>> START ENTRIES PROVIDED
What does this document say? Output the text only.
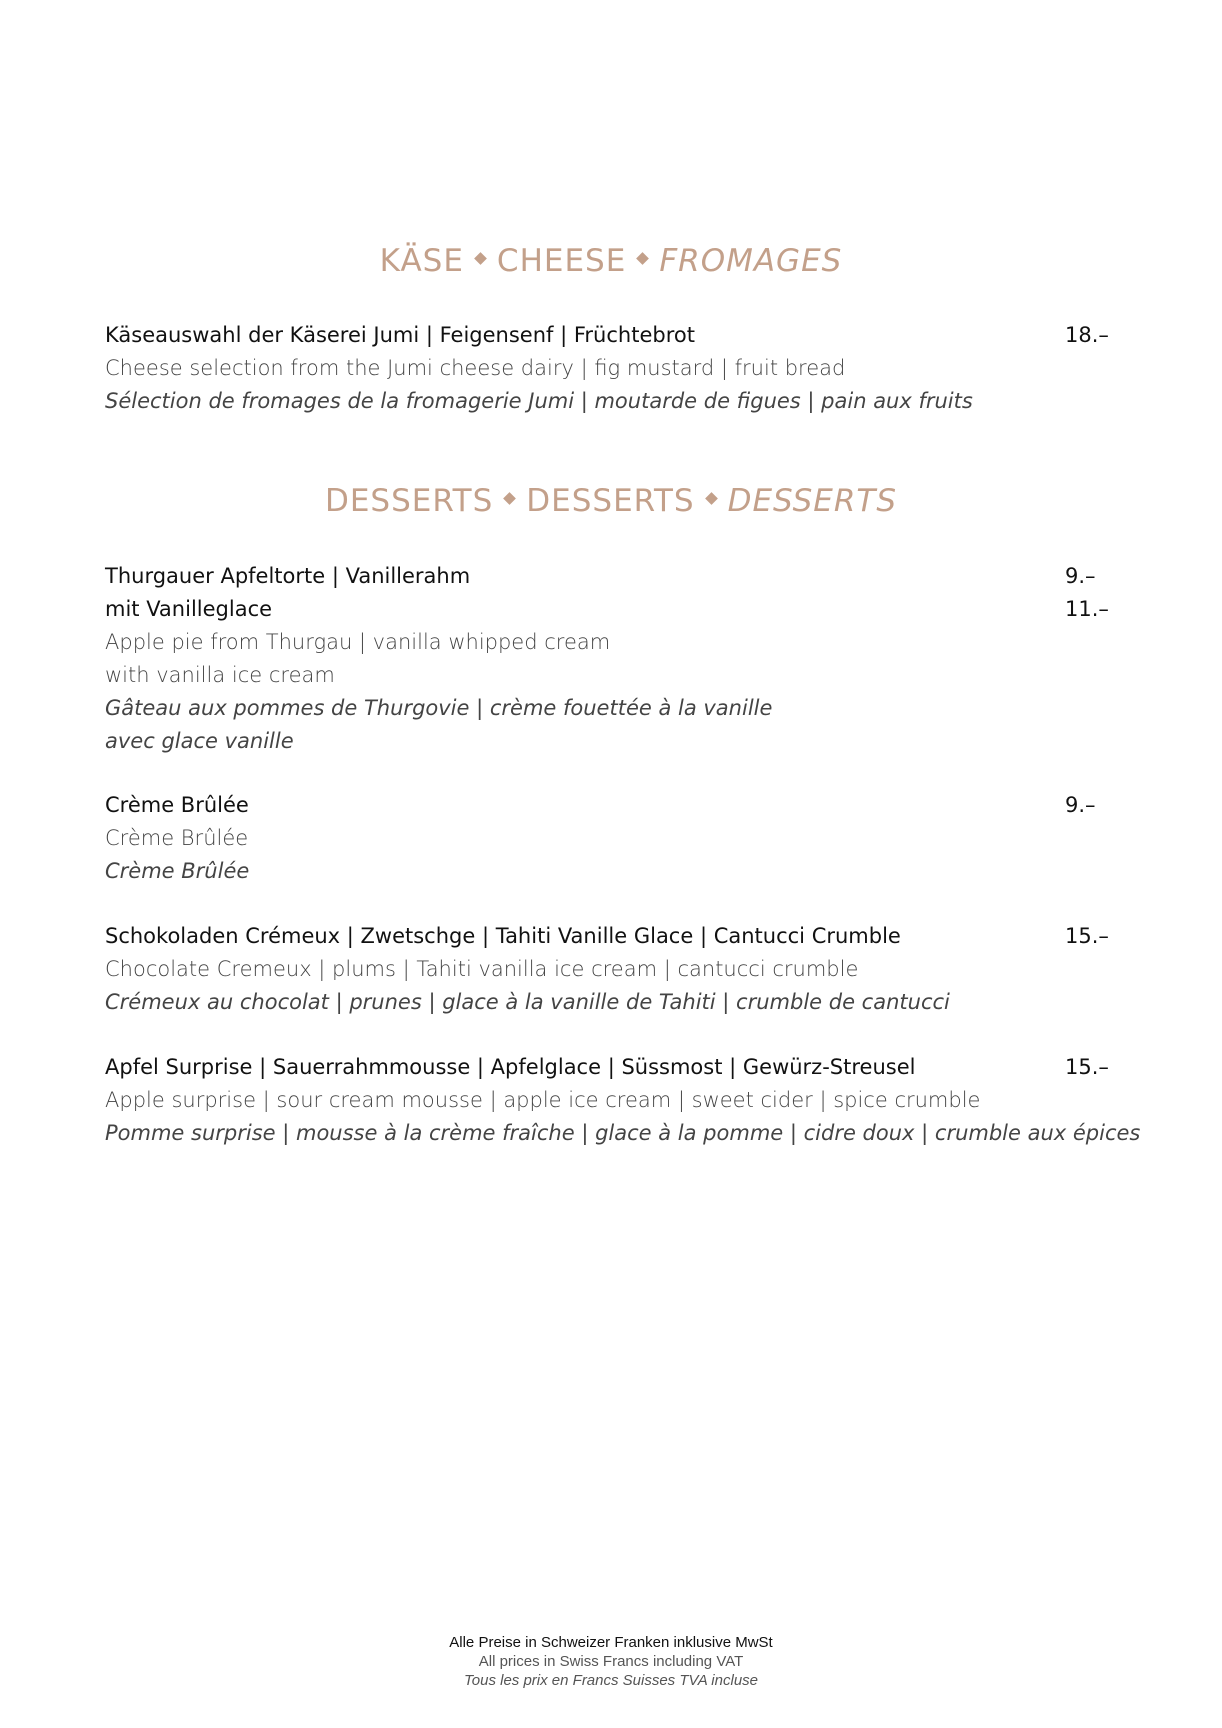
KÄSE CHEESE FROMAGES
Käseauswahl der Käserei Jumi | Feigensenf | Früchtebrot	18.–
Cheese selection from the Jumi cheese dairy | fig mustard | fruit bread
Sélection de fromages de la fromagerie Jumi | moutarde de figues | pain aux fruits
DESSERTS DESSERTS DESSERTS
Thurgauer Apfeltorte | Vanillerahm	9.–
mit Vanilleglace	11.–
Apple pie from Thurgau | vanilla whipped cream
with vanilla ice cream
Gâteau aux pommes de Thurgovie | crème fouettée à la vanille
avec glace vanille
Crème Brûlée	9.–
Crème Brûlée
Crème Brûlée
Schokoladen Crémeux | Zwetschge | Tahiti Vanille Glace | Cantucci Crumble	15.–
Chocolate Cremeux | plums | Tahiti vanilla ice cream | cantucci crumble
Crémeux au chocolat | prunes | glace à la vanille de Tahiti | crumble de cantucci
Apfel Surprise | Sauerrahmmousse | Apfelglace | Süssmost | Gewürz-Streusel	15.–
Apple surprise | sour cream mousse | apple ice cream | sweet cider | spice crumble
Pomme surprise | mousse à la crème fraîche | glace à la pomme | cidre doux | crumble aux épices
Alle Preise in Schweizer Franken inklusive MwSt
All prices in Swiss Francs including VAT
Tous les prix en Francs Suisses TVA incluse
>> END ENTRIES PROVIDED
## WHAT YOU HAVE TO DO
Determine how many lines above contain "vanilla" as a word or string. Give the number alone.

## SOLVED PROBLEM
3